■ WRITTEN REQUEST: Select from the data all lines with the word "انظر".

++++ MATERIAL FOR THIS EXERCISE ++++

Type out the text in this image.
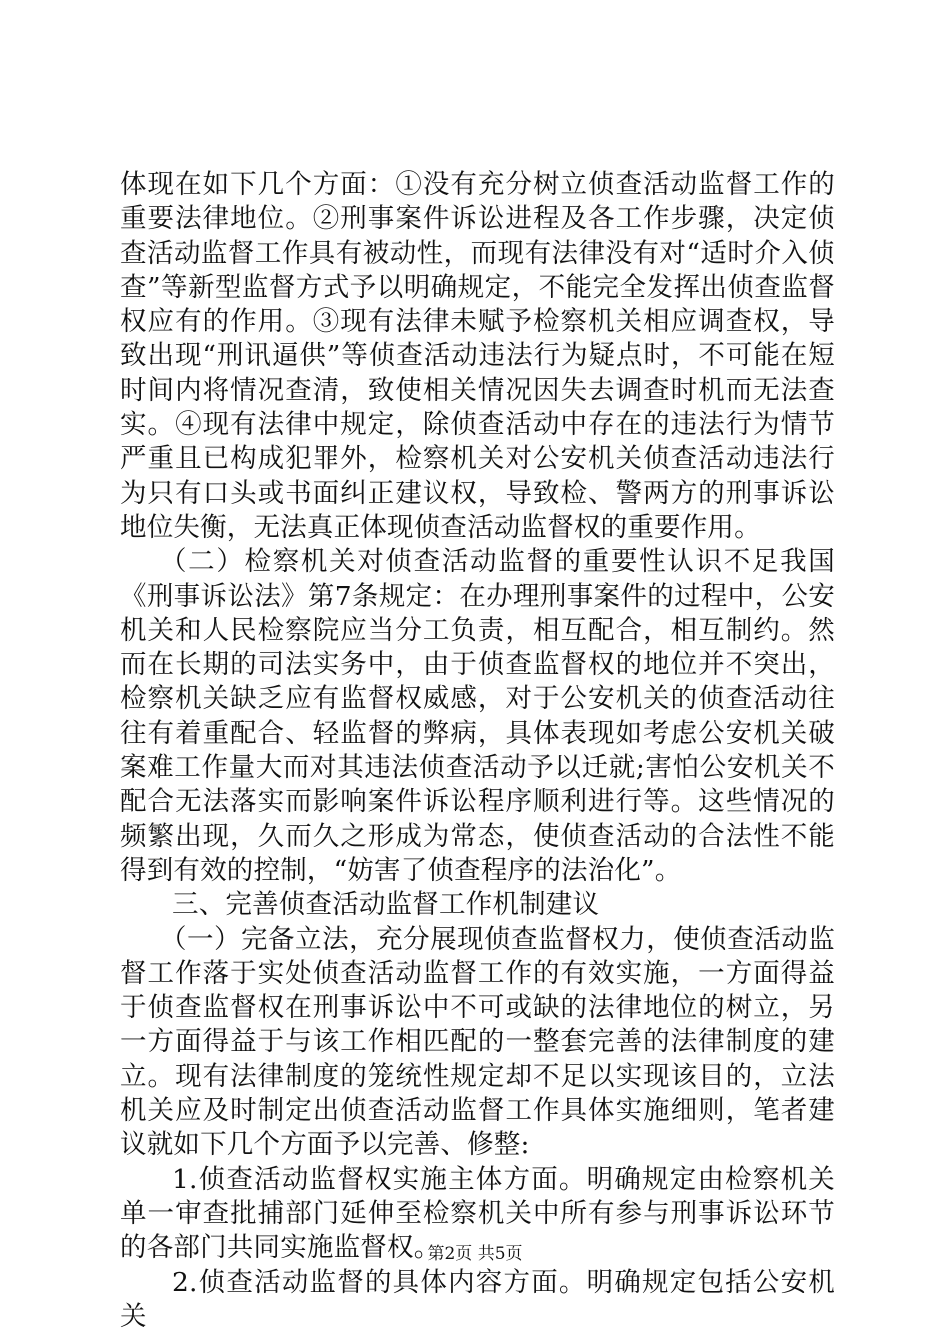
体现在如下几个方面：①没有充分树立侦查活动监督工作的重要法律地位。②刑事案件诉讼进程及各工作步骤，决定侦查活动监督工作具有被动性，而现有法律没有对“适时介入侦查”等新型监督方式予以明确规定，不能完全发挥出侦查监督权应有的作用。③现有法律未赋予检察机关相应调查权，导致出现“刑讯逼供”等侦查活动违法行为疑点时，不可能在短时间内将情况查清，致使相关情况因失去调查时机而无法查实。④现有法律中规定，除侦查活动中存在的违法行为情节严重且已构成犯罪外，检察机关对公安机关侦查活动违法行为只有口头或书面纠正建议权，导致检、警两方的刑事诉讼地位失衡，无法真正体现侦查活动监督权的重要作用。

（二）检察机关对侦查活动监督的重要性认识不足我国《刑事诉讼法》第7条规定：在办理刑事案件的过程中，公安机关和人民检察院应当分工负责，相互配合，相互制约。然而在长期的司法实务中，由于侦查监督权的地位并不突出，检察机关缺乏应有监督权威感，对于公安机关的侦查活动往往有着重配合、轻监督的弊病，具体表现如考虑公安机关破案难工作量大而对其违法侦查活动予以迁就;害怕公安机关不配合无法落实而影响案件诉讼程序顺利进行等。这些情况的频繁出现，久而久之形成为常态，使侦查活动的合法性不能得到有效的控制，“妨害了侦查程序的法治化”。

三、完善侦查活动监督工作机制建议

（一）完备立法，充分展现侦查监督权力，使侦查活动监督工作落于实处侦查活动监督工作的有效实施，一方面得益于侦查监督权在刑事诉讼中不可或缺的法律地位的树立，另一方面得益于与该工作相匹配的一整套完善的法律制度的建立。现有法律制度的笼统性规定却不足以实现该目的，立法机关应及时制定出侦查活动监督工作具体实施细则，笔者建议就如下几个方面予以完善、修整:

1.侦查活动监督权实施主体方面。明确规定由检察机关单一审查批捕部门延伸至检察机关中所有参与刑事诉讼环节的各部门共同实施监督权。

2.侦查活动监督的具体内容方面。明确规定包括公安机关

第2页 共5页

++++
++++ MATERIAL FOR THIS EXERCISE ++++

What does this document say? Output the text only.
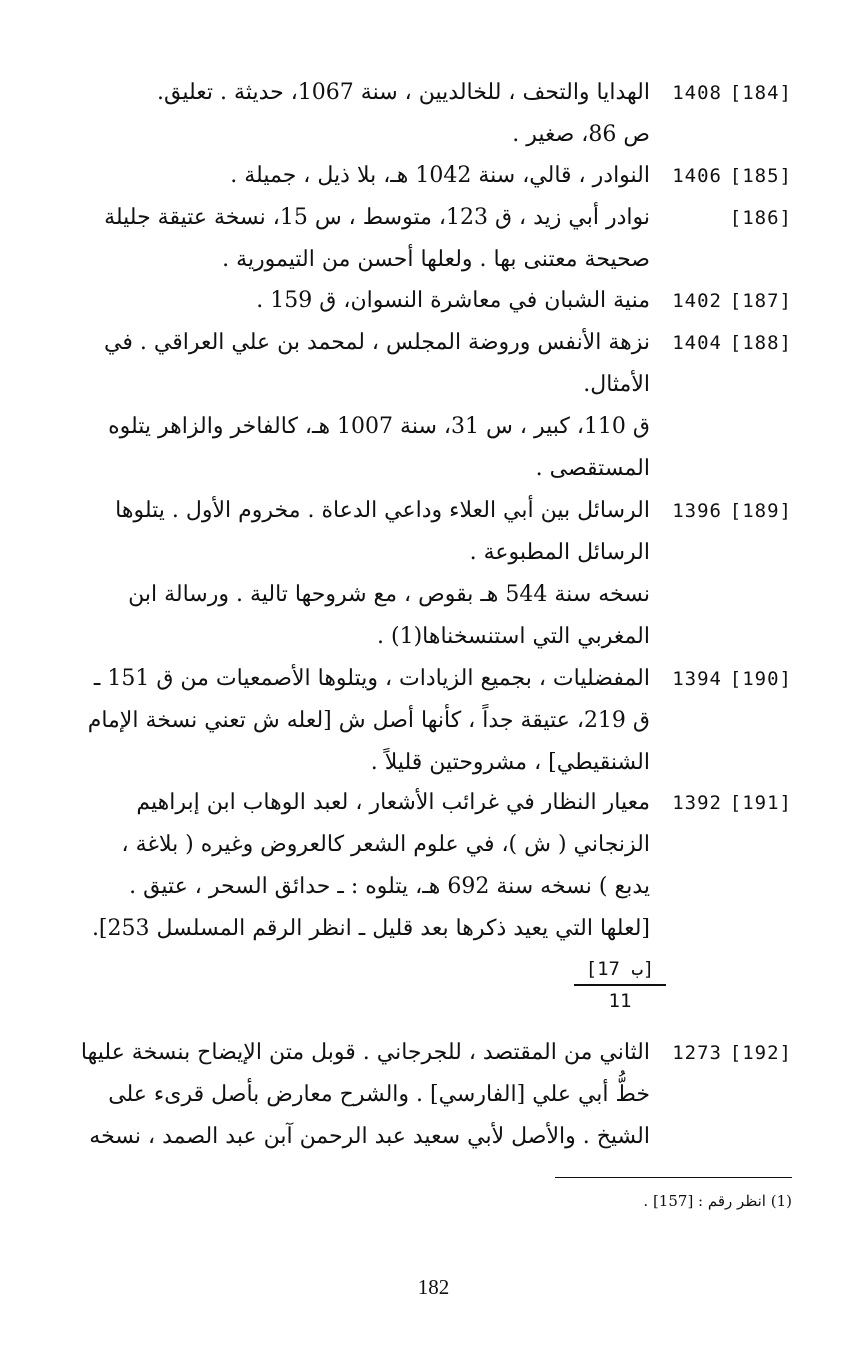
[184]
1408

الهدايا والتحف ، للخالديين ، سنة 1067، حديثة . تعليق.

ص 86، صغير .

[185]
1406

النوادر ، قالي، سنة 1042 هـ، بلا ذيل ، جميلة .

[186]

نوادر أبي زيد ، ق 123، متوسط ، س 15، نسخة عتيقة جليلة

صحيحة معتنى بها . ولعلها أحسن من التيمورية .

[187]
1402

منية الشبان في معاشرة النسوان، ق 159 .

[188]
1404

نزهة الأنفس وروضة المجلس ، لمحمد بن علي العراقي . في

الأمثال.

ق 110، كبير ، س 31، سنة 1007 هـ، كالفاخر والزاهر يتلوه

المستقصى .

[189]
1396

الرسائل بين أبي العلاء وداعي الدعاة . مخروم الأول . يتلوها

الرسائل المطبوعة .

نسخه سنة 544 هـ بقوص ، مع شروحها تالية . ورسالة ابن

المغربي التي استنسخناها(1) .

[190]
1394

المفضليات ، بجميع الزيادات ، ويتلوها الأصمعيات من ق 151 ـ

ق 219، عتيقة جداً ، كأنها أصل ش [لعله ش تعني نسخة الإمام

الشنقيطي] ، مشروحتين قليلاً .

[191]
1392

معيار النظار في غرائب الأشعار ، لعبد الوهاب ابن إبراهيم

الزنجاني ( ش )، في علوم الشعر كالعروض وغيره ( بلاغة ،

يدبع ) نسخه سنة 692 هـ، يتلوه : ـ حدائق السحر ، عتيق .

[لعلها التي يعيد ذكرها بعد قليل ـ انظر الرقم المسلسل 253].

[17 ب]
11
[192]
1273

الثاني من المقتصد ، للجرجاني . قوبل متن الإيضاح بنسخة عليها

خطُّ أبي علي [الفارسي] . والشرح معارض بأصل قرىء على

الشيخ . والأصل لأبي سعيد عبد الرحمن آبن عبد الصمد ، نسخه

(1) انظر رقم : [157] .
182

++++

■ EXERCISE SOLUTION:
[لعلها التي يعيد ذكرها بعد قليل ـ انظر الرقم المسلسل 253].
(1) انظر رقم : [157] .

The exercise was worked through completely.